[Collection entries]
__________________________________________________
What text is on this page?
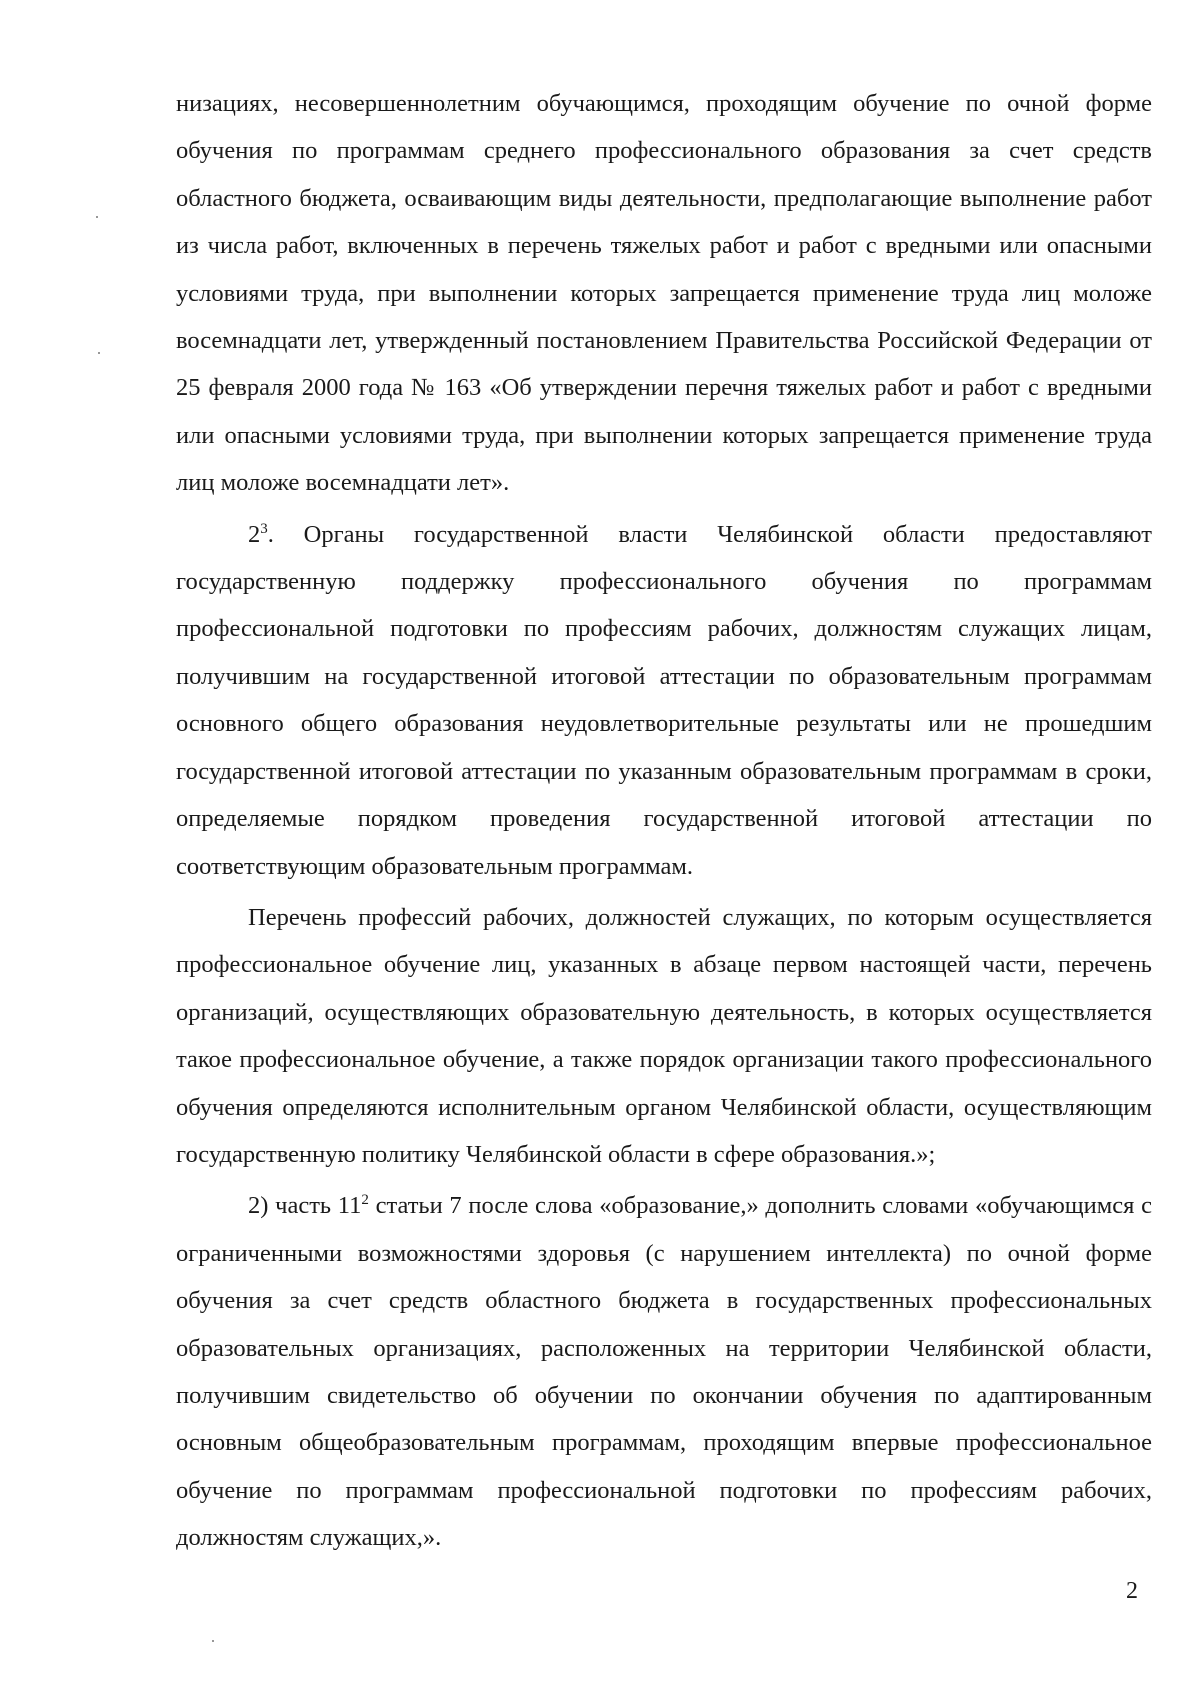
низациях, несовершеннолетним обучающимся, проходящим обучение по очной форме обучения по программам среднего профессионального образования за счет средств областного бюджета, осваивающим виды деятельности, предполагающие выполнение работ из числа работ, включенных в перечень тяжелых работ и работ с вредными или опасными условиями труда, при выполнении которых запрещается применение труда лиц моложе восемнадцати лет, утвержденный постановлением Правительства Российской Федерации от 25 февраля 2000 года № 163 «Об утверждении перечня тяжелых работ и работ с вредными или опасными условиями труда, при выполнении которых запрещается применение труда лиц моложе восемнадцати лет».

$2^3$. Органы государственной власти Челябинской области предоставляют государственную поддержку профессионального обучения по программам профессиональной подготовки по профессиям рабочих, должностям служащих лицам, получившим на государственной итоговой аттестации по образовательным программам основного общего образования неудовлетворительные результаты или не прошедшим государственной итоговой аттестации по указанным образовательным программам в сроки, определяемые порядком проведения государственной итоговой аттестации по соответствующим образовательным программам.

Перечень профессий рабочих, должностей служащих, по которым осуществляется профессиональное обучение лиц, указанных в абзаце первом настоящей части, перечень организаций, осуществляющих образовательную деятельность, в которых осуществляется такое профессиональное обучение, а также порядок организации такого профессионального обучения определяются исполнительным органом Челябинской области, осуществляющим государственную политику Челябинской области в сфере образования.»;

2) часть $11^2$ статьи 7 после слова «образование,» дополнить словами «обучающимся с ограниченными возможностями здоровья (с нарушением интеллекта) по очной форме обучения за счет средств областного бюджета в государственных профессиональных образовательных организациях, расположенных на территории Челябинской области, получившим свидетельство об обучении по окончании обучения по адаптированным основным общеобразовательным программам, проходящим впервые профессиональное обучение по программам профессиональной подготовки по профессиям рабочих, должностям служащих,».

2
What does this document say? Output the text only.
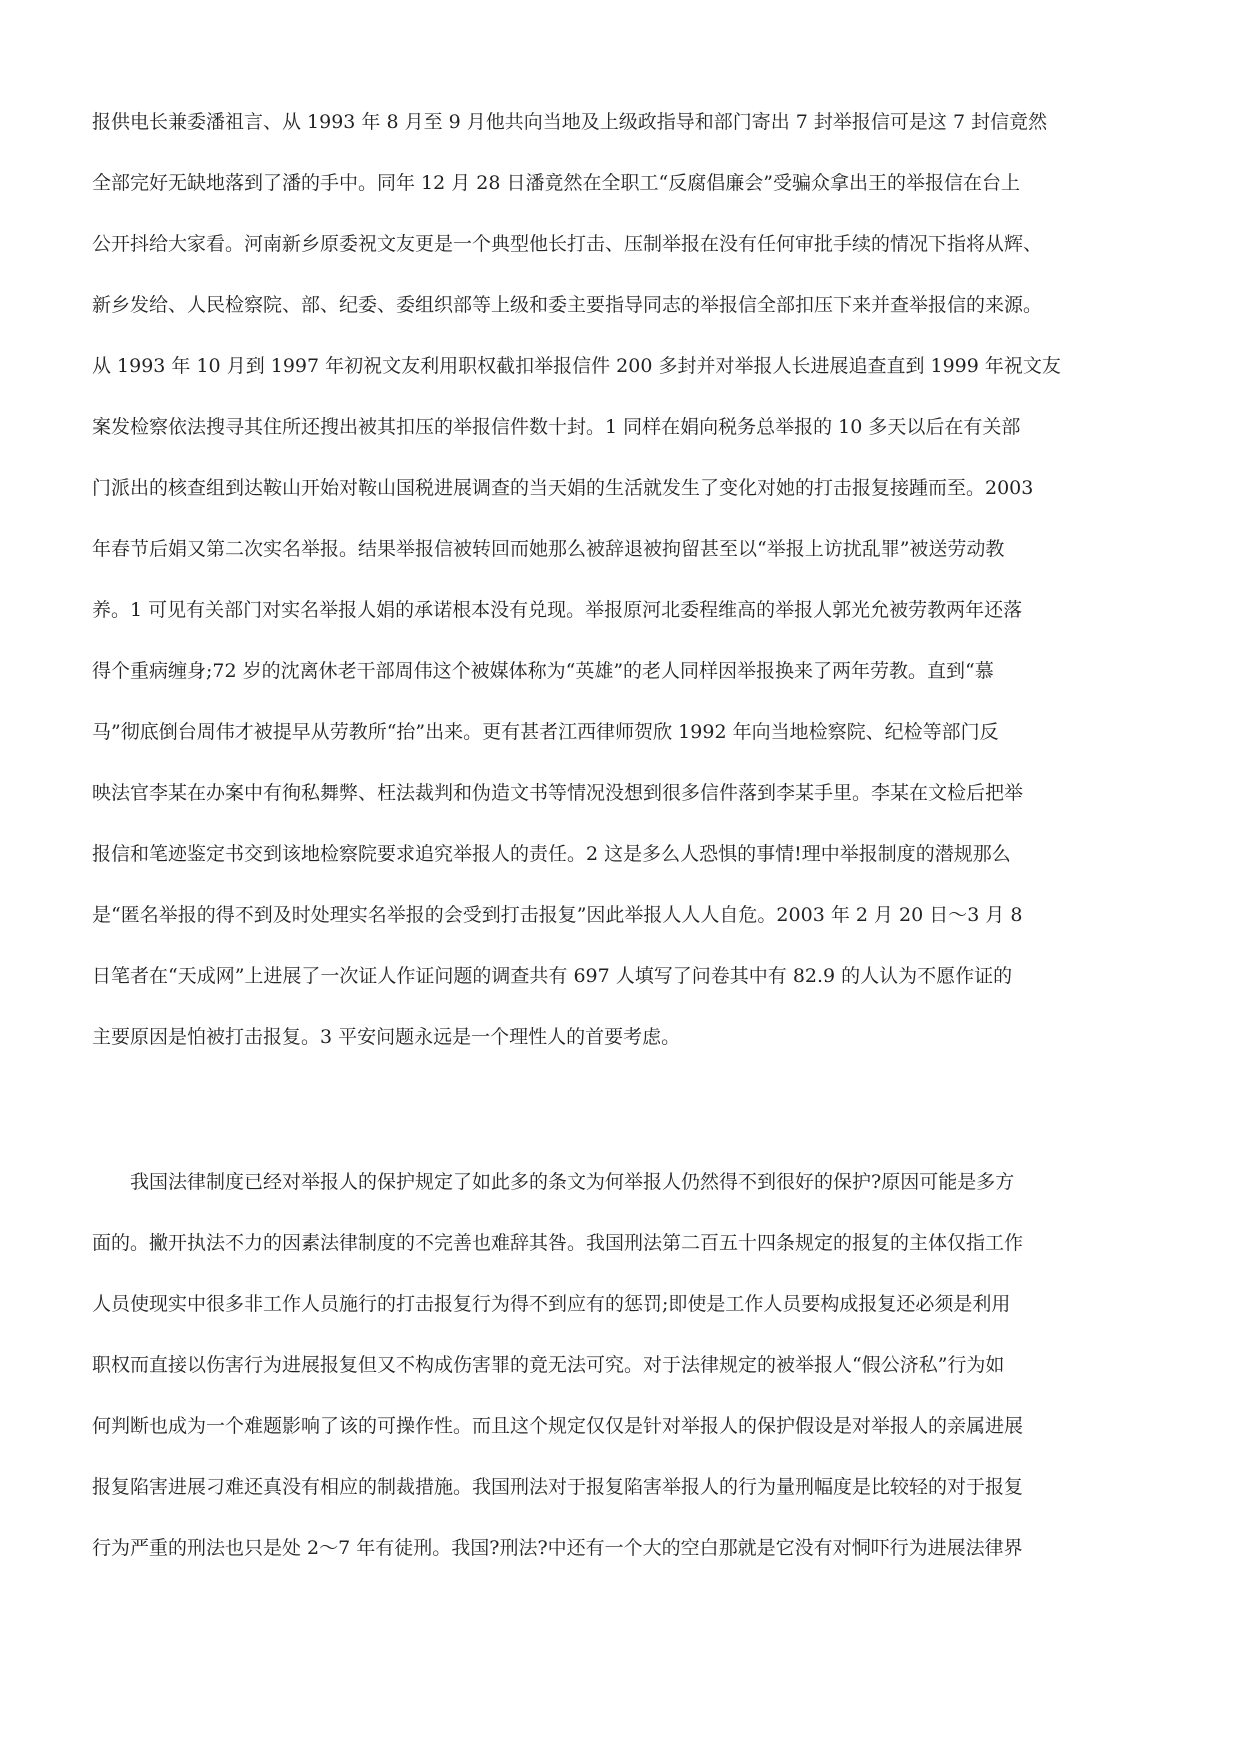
报供电长兼委潘祖言、从 1993 年 8 月至 9 月他共向当地及上级政指导和部门寄出 7 封举报信可是这 7 封信竟然
全部完好无缺地落到了潘的手中。同年 12 月 28 日潘竟然在全职工“反腐倡廉会”受骗众拿出王的举报信在台上
公开抖给大家看。河南新乡原委祝文友更是一个典型他长打击、压制举报在没有任何审批手续的情况下指将从辉、
新乡发给、人民检察院、部、纪委、委组织部等上级和委主要指导同志的举报信全部扣压下来并查举报信的来源。
从 1993 年 10 月到 1997 年初祝文友利用职权截扣举报信件 200 多封并对举报人长进展追查直到 1999 年祝文友
案发检察依法搜寻其住所还搜出被其扣压的举报信件数十封。1 同样在娟向税务总举报的 10 多天以后在有关部
门派出的核查组到达鞍山开始对鞍山国税进展调查的当天娟的生活就发生了变化对她的打击报复接踵而至。2003
年春节后娟又第二次实名举报。结果举报信被转回而她那么被辞退被拘留甚至以“举报上访扰乱罪”被送劳动教
养。1 可见有关部门对实名举报人娟的承诺根本没有兑现。举报原河北委程维高的举报人郭光允被劳教两年还落
得个重病缠身;72 岁的沈离休老干部周伟这个被媒体称为“英雄”的老人同样因举报换来了两年劳教。直到“慕
马”彻底倒台周伟才被提早从劳教所“抬”出来。更有甚者江西律师贺欣 1992 年向当地检察院、纪检等部门反
映法官李某在办案中有徇私舞弊、枉法裁判和伪造文书等情况没想到很多信件落到李某手里。李某在文检后把举
报信和笔迹鉴定书交到该地检察院要求追究举报人的责任。2 这是多么人恐惧的事情!理中举报制度的潜规那么
是“匿名举报的得不到及时处理实名举报的会受到打击报复”因此举报人人人自危。2003 年 2 月 20 日～3 月 8
日笔者在“天成网”上进展了一次证人作证问题的调查共有 697 人填写了问卷其中有 82.9 的人认为不愿作证的
主要原因是怕被打击报复。3 平安问题永远是一个理性人的首要考虑。
我国法律制度已经对举报人的保护规定了如此多的条文为何举报人仍然得不到很好的保护?原因可能是多方
面的。撇开执法不力的因素法律制度的不完善也难辞其咎。我国刑法第二百五十四条规定的报复的主体仅指工作
人员使现实中很多非工作人员施行的打击报复行为得不到应有的惩罚;即使是工作人员要构成报复还必须是利用
职权而直接以伤害行为进展报复但又不构成伤害罪的竟无法可究。对于法律规定的被举报人“假公济私”行为如
何判断也成为一个难题影响了该的可操作性。而且这个规定仅仅是针对举报人的保护假设是对举报人的亲属进展
报复陷害进展刁难还真没有相应的制裁措施。我国刑法对于报复陷害举报人的行为量刑幅度是比较轻的对于报复
行为严重的刑法也只是处 2～7 年有徒刑。我国?刑法?中还有一个大的空白那就是它没有对恫吓行为进展法律界
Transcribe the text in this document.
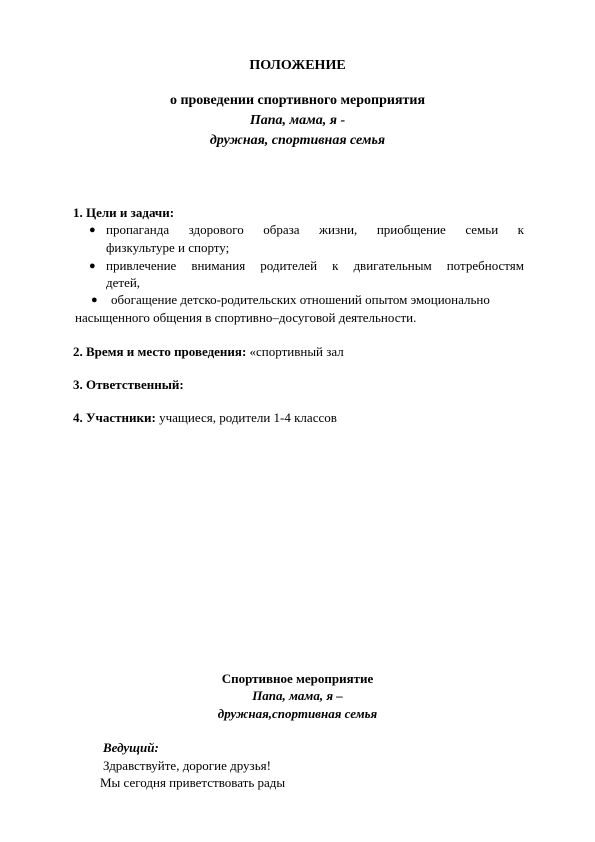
ПОЛОЖЕНИЕ
о проведении спортивного мероприятия
Папа, мама, я -
дружная, спортивная семья
1. Цели и задачи:
● пропаганда здорового образа жизни, приобщение семьи к
физкультуре и спорту;
● привлечение внимания родителей к двигательным потребностям
детей,
● обогащение детско-родительских отношений опытом эмоционально
насыщенного общения в спортивно–досуговой деятельности.
2. Время и место проведения: «спортивный зал
3. Ответственный:
4. Участники: учащиеся, родители 1-4 классов
Спортивное мероприятие
Папа, мама, я –
дружная,спортивная семья
Ведущий:
Здравствуйте, дорогие друзья!
Мы сегодня приветствовать рады
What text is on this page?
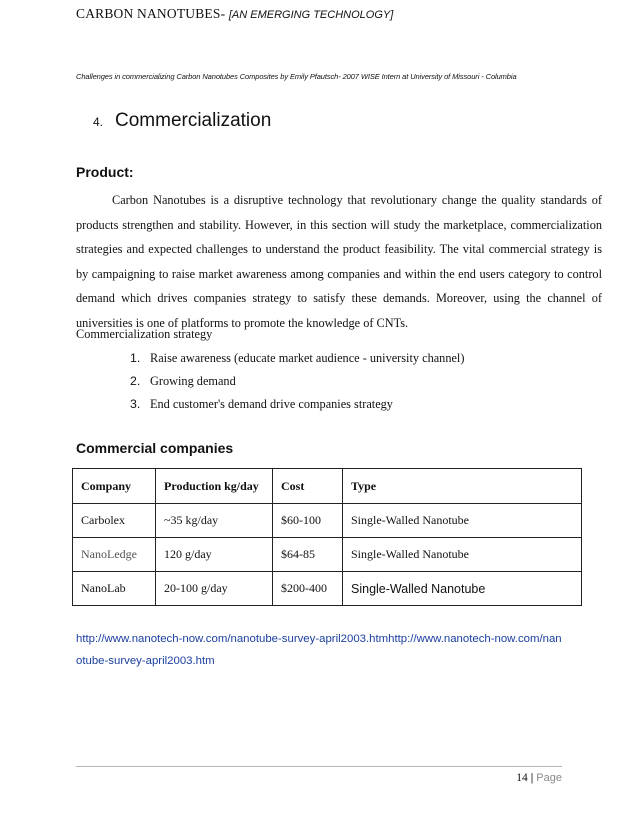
CARBON NANOTUBES- [AN EMERGING TECHNOLOGY]
Challenges in commercializing Carbon Nanotubes Composites by Emily Pfautsch- 2007 WISE Intern at University of Missouri - Columbia
4. Commercialization
Product:

Carbon Nanotubes is a disruptive technology that revolutionary change the quality standards of products strengthen and stability. However, in this section will study the marketplace, commercialization strategies and expected challenges to understand the product feasibility. The vital commercial strategy is by campaigning to raise market awareness among companies and within the end users category to control demand which drives companies strategy to satisfy these demands. Moreover, using the channel of universities is one of platforms to promote the knowledge of CNTs.

Commercialization strategy
1. Raise awareness (educate market audience - university channel)
2. Growing demand
3. End customer's demand drive companies strategy
Commercial companies
Company	Production kg/day	Cost	Type
Carbolex	~35 kg/day	$60-100	Single-Walled Nanotube
NanoLedge	120 g/day	$64-85	Single-Walled Nanotube
NanoLab	20-100 g/day	$200-400	Single-Walled Nanotube
http://www.nanotech-now.com/nanotube-survey-april2003.htmhttp://www.nanotech-now.com/nanotube-survey-april2003.htm
14 | Page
__________________________________________________
* **Set task**: Determine how many lines of this listing contain "document", and give only the number.

* **Task output**: 2